**Goal**
Look below and pull out each line with the word "Activity".

**Data to use**
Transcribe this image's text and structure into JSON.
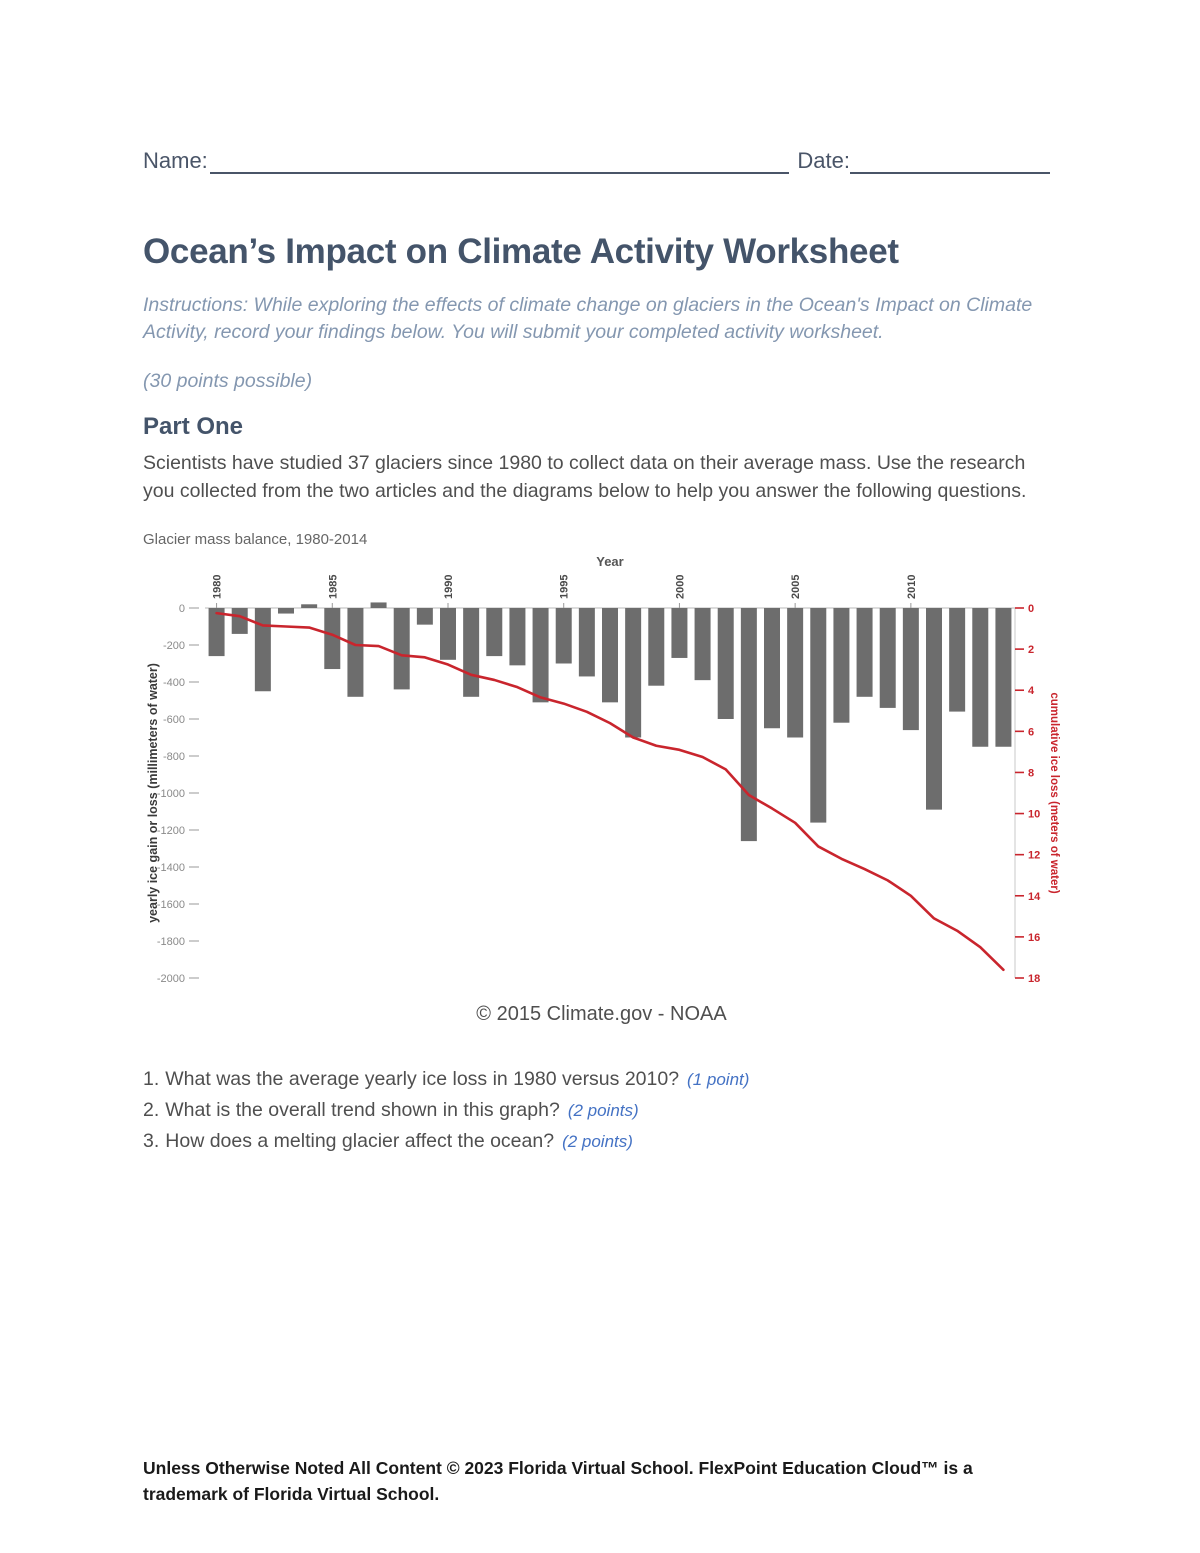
{
  "page": {
    "name_label": "Name:",
    "date_label": "Date:",
    "title": "Ocean’s Impact on Climate Activity Worksheet",
    "instructions": "Instructions: While exploring the effects of climate change on glaciers in the Ocean's Impact on Climate Activity, record your findings below. You will submit your completed activity worksheet.",
    "points_possible": "(30 points possible)",
    "part_one_heading": "Part One",
    "part_one_body": "Scientists have studied 37 glaciers since 1980 to collect data on their average mass. Use the research you collected from the two articles and the diagrams below to help you answer the following questions.",
    "chart_caption": "© 2015 Climate.gov - NOAA",
    "footer": "Unless Otherwise Noted All Content © 2023 Florida Virtual School. FlexPoint Education Cloud™ is a trademark of Florida Virtual School."
  },
  "questions": [
    {
      "number": "1.",
      "text": "What was the average yearly ice loss in 1980 versus 2010?",
      "points": "(1 point)"
    },
    {
      "number": "2.",
      "text": "What is the overall trend shown in this graph?",
      "points": "(2 points)"
    },
    {
      "number": "3.",
      "text": "How does a melting glacier affect the ocean?",
      "points": "(2 points)"
    }
  ],
  "colors": {
    "heading": "#44546a",
    "instructions": "#8497b0",
    "body_text": "#4f4f4f",
    "accent_blue": "#4472c4",
    "bar_gray": "#6d6d6d",
    "line_red": "#c9252d"
  },
  "chart_data": {
    "type": "bar",
    "title": "Glacier mass balance, 1980-2014",
    "xlabel": "Year",
    "ylabel_left": "yearly ice gain or loss (millimeters of water)",
    "ylabel_right": "cumulative ice loss (meters of water)",
    "years": [
      1980,
      1981,
      1982,
      1983,
      1984,
      1985,
      1986,
      1987,
      1988,
      1989,
      1990,
      1991,
      1992,
      1993,
      1994,
      1995,
      1996,
      1997,
      1998,
      1999,
      2000,
      2001,
      2002,
      2003,
      2004,
      2005,
      2006,
      2007,
      2008,
      2009,
      2010,
      2011,
      2012,
      2013,
      2014
    ],
    "x_tick_years": [
      1980,
      1985,
      1990,
      1995,
      2000,
      2005,
      2010
    ],
    "yearly_balance_mm": [
      -260,
      -140,
      -450,
      -30,
      20,
      -330,
      -480,
      30,
      -440,
      -90,
      -280,
      -480,
      -260,
      -310,
      -510,
      -300,
      -370,
      -510,
      -700,
      -420,
      -270,
      -390,
      -600,
      -1260,
      -650,
      -700,
      -1160,
      -620,
      -480,
      -540,
      -660,
      -1090,
      -560,
      -750,
      -750
    ],
    "cumulative_loss_m": [
      -0.25,
      -0.4,
      -0.85,
      -0.9,
      -0.95,
      -1.3,
      -1.8,
      -1.85,
      -2.3,
      -2.4,
      -2.75,
      -3.25,
      -3.5,
      -3.85,
      -4.35,
      -4.65,
      -5.05,
      -5.6,
      -6.3,
      -6.7,
      -6.9,
      -7.25,
      -7.85,
      -9.1,
      -9.75,
      -10.45,
      -11.6,
      -12.2,
      -12.7,
      -13.25,
      -14.0,
      -15.1,
      -15.7,
      -16.5,
      -17.6
    ],
    "ylim_left_mm": [
      -2000,
      0
    ],
    "ylim_right_m": [
      -18,
      0
    ],
    "left_ticks_mm": [
      0,
      -200,
      -400,
      -600,
      -800,
      -1000,
      -1200,
      -1400,
      -1600,
      -1800,
      -2000
    ],
    "right_ticks_m": [
      0,
      2,
      4,
      6,
      8,
      10,
      12,
      14,
      16,
      18
    ],
    "bar_color": "#6d6d6d",
    "line_color": "#c9252d",
    "grid": "off",
    "legend": "none"
  }
}
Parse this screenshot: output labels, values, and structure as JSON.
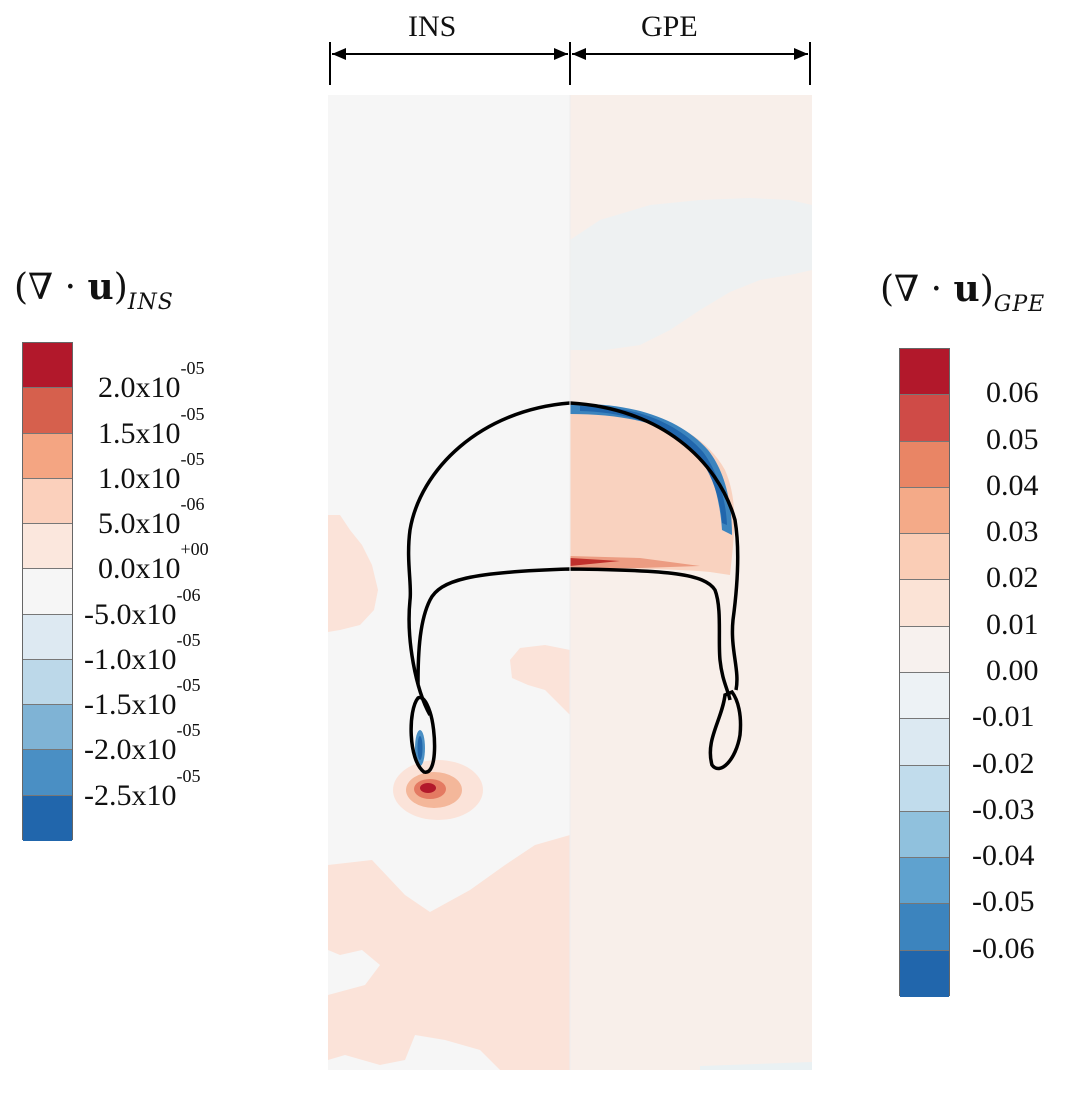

**The reply**
    "title": "Ocean’s Impact on Climate Activity Worksheet",
    "instructions": "Instructions: While exploring the effects of climate change on glaciers in the Ocean's Impact on Climate Activity, record your findings below. You will submit your completed activity worksheet.",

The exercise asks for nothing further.